- REQUIRED TASK
Select, from the data, each line where "Buku" occurs.

- DATA SHOWN
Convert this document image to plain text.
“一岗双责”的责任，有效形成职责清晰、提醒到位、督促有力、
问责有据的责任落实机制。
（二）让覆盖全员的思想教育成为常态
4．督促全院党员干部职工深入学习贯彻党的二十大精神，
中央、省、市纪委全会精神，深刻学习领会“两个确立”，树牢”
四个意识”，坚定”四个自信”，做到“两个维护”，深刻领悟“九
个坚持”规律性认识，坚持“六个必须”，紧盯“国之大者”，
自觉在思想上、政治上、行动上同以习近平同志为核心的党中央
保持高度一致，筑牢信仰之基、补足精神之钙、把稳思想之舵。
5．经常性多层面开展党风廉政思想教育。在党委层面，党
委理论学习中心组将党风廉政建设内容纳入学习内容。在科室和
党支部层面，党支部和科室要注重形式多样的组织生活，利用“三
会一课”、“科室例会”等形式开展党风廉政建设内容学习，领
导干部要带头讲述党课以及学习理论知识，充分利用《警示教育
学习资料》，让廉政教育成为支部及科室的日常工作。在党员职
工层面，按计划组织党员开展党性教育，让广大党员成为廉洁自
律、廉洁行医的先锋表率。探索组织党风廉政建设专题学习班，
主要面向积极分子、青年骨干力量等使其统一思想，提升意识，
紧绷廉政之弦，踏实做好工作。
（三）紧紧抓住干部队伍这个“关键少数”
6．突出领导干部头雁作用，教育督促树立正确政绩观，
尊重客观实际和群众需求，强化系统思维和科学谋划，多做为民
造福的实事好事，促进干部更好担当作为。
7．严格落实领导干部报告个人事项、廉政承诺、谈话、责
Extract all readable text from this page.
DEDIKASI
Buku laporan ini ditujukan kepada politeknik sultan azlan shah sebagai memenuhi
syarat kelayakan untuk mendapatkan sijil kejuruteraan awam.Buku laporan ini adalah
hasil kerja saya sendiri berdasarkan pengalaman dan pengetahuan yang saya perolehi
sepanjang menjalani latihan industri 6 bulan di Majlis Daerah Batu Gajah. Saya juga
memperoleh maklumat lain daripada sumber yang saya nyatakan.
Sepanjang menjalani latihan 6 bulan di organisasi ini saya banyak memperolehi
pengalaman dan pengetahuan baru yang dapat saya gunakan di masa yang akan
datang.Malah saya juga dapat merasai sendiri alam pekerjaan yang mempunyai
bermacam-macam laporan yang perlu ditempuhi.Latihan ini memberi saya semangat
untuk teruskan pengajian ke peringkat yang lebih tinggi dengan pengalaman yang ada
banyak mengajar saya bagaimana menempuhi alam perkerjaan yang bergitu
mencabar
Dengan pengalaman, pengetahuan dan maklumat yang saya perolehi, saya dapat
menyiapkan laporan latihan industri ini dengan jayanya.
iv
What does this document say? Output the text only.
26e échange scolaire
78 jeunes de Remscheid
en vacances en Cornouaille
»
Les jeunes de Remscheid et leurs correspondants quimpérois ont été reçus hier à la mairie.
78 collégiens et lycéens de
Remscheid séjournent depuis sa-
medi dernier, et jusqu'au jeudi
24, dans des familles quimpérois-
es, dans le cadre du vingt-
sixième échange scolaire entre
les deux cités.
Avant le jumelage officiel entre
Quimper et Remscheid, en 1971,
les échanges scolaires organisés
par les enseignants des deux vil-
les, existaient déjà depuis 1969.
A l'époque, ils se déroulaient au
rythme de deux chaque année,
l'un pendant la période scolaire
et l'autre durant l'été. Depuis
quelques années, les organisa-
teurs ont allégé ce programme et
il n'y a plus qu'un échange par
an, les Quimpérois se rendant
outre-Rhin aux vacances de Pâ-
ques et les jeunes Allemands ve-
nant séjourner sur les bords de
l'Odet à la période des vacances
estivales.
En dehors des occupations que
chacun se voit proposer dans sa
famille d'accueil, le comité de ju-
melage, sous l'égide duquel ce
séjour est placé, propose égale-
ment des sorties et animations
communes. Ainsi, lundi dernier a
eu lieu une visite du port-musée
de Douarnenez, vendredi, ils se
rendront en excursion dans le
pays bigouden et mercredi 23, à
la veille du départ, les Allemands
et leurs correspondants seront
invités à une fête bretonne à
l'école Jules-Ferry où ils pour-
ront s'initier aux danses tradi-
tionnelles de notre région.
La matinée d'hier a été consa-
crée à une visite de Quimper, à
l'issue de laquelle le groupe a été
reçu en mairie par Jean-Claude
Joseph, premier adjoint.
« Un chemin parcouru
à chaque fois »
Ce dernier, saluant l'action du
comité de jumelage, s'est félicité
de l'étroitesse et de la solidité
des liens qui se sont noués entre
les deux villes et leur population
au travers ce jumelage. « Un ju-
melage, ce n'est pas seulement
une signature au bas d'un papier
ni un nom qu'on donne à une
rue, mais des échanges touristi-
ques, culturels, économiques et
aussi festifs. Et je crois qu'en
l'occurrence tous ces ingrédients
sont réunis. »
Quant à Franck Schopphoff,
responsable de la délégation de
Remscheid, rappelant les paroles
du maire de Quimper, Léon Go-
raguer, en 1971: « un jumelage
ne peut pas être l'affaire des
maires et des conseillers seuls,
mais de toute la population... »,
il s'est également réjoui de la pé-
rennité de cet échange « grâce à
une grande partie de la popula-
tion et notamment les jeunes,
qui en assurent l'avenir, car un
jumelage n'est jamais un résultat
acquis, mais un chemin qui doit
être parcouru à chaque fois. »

- EXERCISE SOLUTION
Buku laporan ini ditujukan kepada politeknik sultan azlan shah sebagai memenuhi
syarat kelayakan untuk mendapatkan sijil kejuruteraan awam.Buku laporan ini adalah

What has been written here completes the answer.